• Recorded data:
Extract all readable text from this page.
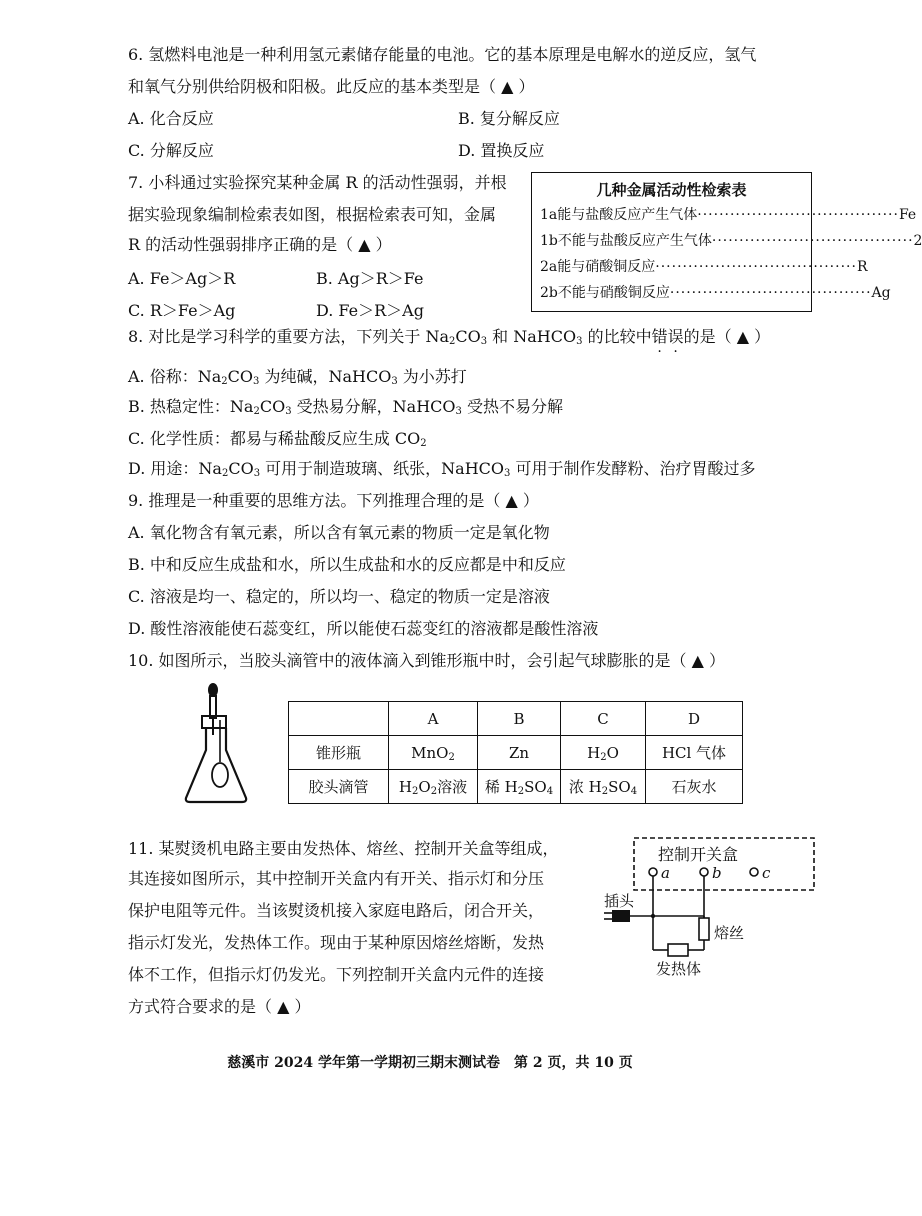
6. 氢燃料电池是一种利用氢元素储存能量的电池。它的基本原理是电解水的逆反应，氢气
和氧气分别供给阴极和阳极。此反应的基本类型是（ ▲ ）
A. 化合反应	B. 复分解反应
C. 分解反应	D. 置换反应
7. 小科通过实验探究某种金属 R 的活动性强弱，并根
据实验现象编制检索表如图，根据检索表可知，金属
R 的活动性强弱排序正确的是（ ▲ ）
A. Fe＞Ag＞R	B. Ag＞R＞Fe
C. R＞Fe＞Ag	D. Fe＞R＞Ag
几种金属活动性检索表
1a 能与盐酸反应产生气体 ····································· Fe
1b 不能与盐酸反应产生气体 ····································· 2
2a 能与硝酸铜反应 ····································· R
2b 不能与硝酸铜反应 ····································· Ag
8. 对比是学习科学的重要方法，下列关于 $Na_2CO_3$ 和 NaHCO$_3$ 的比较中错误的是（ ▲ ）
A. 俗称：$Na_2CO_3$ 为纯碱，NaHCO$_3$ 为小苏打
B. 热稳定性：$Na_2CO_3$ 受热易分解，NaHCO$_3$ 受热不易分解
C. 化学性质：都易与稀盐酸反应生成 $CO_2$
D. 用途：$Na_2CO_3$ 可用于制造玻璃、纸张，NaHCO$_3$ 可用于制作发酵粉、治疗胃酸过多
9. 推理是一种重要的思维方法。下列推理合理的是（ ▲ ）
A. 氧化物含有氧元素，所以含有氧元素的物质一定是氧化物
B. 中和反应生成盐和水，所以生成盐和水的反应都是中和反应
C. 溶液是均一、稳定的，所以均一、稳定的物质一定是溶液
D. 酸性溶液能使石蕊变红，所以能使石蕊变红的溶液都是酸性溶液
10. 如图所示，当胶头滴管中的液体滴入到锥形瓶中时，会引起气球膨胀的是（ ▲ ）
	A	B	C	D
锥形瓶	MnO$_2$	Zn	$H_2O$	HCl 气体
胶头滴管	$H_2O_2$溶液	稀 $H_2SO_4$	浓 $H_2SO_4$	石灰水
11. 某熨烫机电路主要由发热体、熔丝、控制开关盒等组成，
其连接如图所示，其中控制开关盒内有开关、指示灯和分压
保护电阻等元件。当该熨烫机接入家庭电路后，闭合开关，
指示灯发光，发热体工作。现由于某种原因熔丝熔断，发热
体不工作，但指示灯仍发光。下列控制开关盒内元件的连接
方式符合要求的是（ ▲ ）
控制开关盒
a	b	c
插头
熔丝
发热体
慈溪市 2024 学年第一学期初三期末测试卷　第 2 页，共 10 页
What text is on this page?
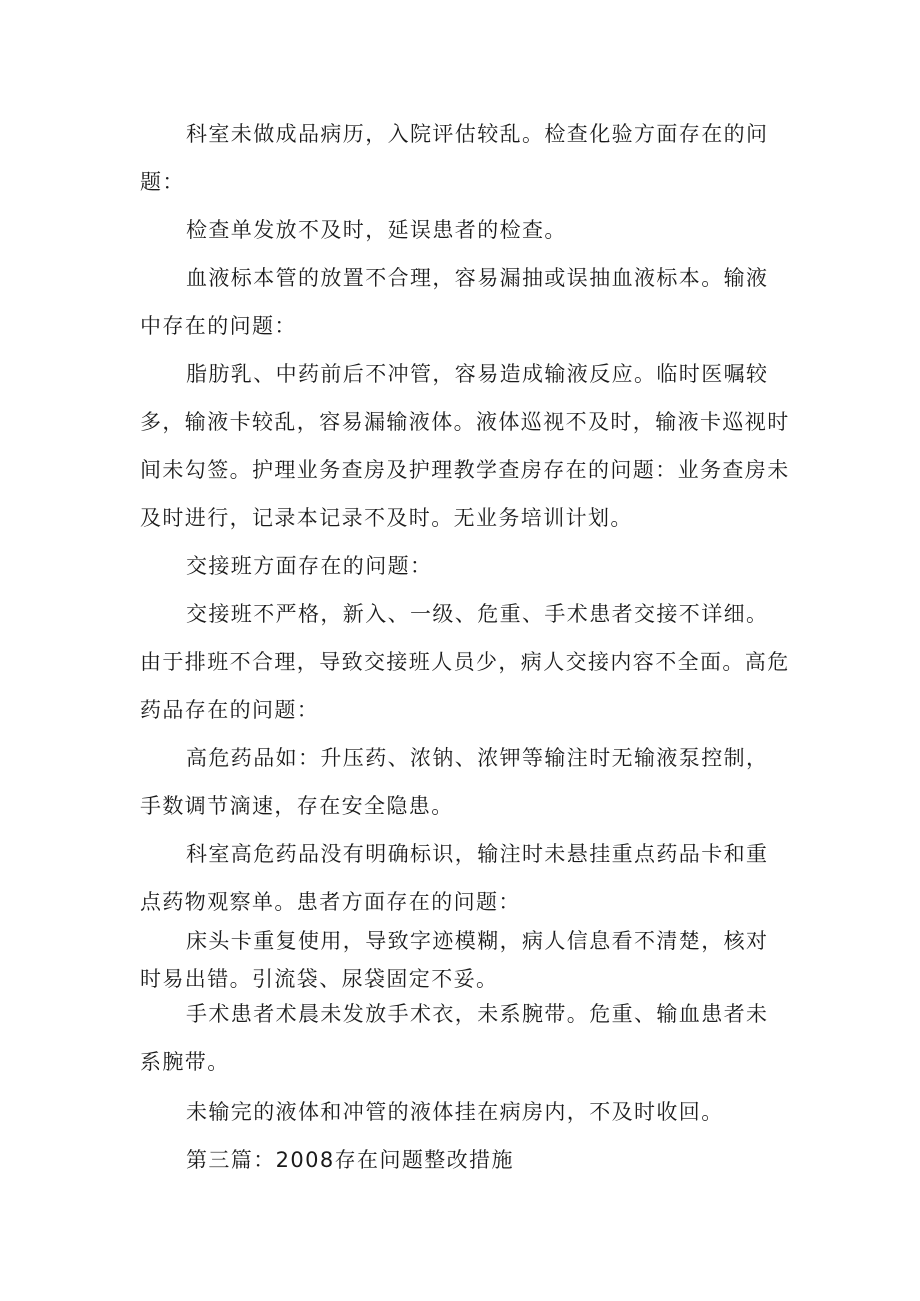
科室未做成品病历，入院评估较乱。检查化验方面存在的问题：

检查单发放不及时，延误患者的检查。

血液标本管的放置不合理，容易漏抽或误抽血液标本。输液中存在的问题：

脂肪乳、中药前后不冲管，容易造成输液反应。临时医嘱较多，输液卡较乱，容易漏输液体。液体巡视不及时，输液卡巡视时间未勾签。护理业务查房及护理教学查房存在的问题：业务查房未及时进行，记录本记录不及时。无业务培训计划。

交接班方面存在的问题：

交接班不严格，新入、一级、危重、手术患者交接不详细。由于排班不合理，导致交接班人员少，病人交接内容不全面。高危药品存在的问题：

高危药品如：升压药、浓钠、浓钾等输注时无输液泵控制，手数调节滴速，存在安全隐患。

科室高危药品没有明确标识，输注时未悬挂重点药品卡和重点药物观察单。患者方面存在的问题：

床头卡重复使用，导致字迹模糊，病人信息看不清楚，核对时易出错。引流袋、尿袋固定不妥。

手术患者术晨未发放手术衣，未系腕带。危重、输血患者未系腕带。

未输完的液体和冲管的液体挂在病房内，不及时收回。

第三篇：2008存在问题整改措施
==
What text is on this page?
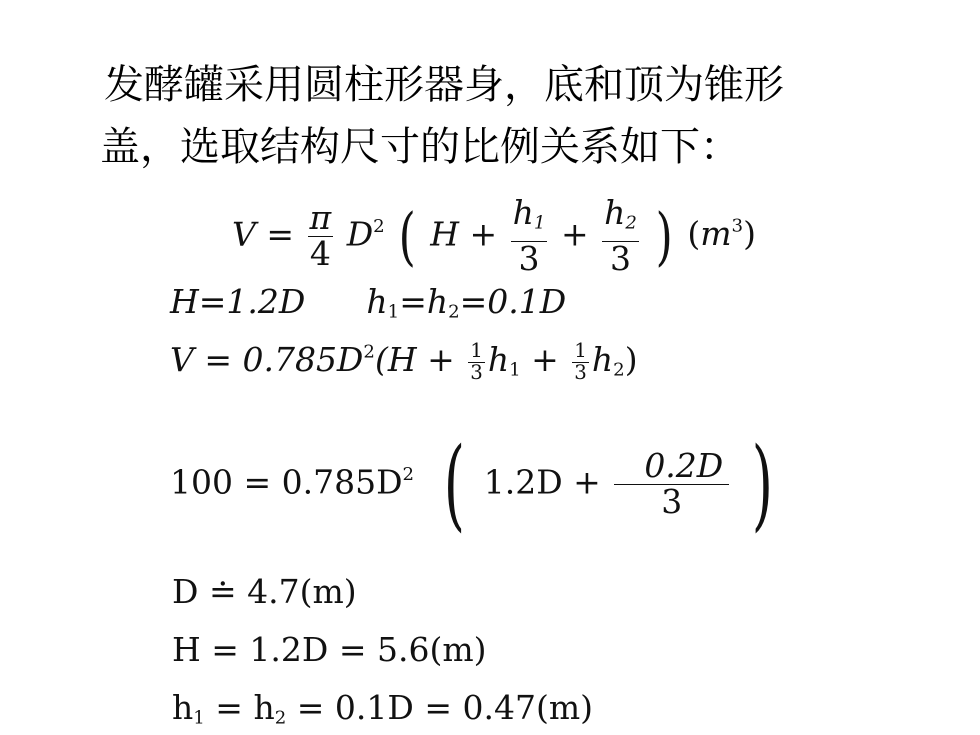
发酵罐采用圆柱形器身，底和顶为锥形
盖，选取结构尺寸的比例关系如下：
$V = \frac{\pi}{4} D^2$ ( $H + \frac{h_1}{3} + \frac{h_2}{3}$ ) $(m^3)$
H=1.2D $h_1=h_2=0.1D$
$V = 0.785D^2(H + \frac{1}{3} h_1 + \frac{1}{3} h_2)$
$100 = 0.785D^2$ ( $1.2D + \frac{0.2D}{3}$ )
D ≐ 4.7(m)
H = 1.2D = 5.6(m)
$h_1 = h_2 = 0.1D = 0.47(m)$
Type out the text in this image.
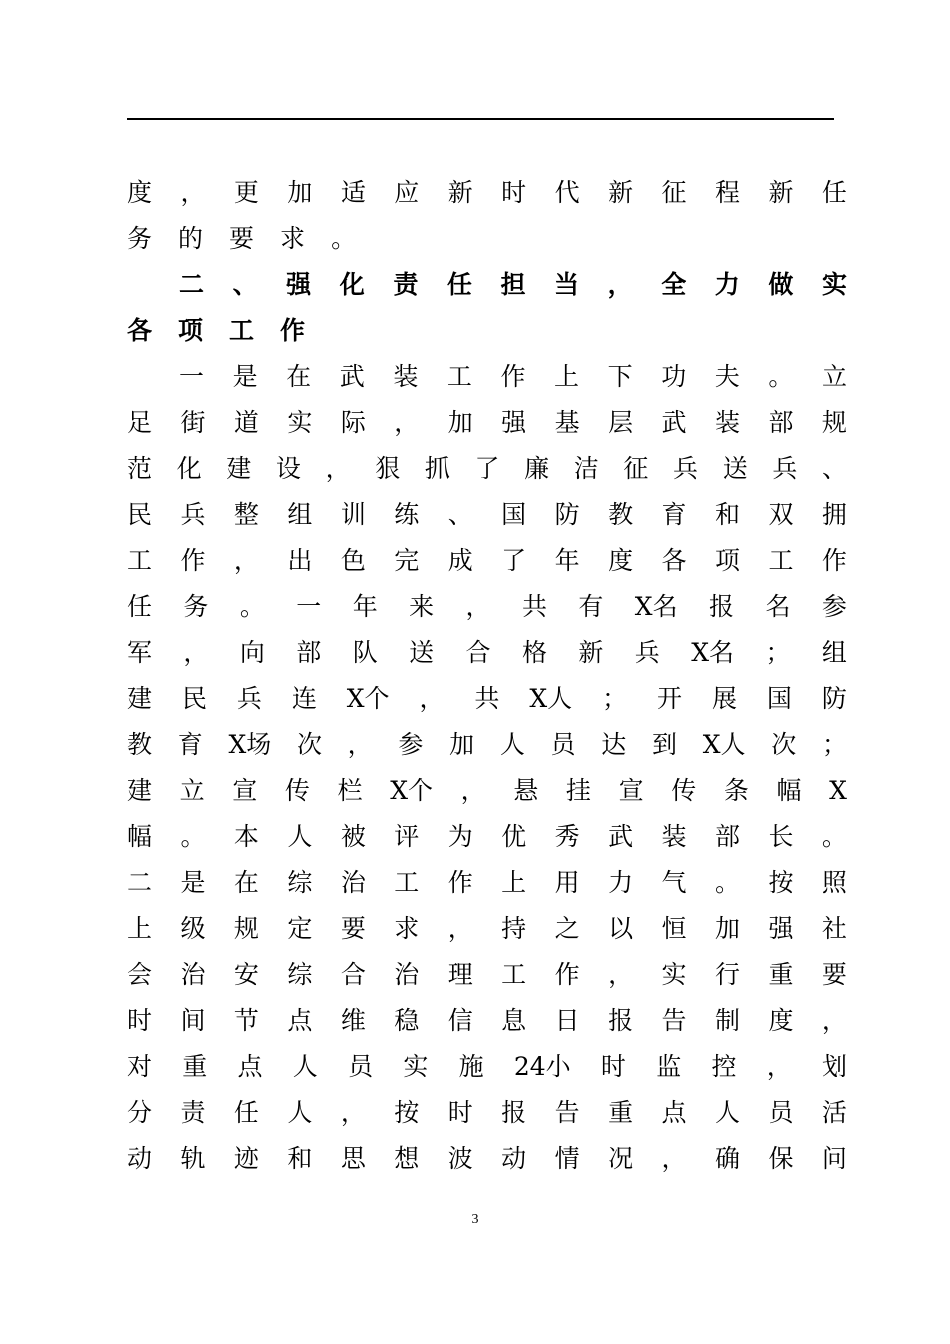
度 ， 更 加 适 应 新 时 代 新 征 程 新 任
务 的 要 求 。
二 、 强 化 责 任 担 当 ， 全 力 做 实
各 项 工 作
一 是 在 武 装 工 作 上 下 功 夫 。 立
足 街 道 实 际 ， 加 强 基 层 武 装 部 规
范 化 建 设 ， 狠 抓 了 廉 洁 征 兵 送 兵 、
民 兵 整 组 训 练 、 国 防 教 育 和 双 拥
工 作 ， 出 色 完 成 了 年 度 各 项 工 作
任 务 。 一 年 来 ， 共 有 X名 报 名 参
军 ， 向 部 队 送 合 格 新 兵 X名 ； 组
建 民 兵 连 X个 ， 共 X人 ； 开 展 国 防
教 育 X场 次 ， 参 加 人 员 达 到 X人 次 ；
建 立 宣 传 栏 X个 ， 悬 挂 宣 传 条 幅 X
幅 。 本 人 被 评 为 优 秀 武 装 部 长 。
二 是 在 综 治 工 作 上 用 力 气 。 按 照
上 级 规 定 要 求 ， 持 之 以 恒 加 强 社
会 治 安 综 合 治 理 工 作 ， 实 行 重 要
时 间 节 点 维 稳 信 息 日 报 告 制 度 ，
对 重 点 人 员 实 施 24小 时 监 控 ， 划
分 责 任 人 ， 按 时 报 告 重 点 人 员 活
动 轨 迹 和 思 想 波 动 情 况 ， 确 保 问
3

• Given request: Copy out each line of the records where the string "this" appears.

• Correct output:
Extract all readable text from this page.
What text is on this page?
What text is on this page?
Type out the text in this image.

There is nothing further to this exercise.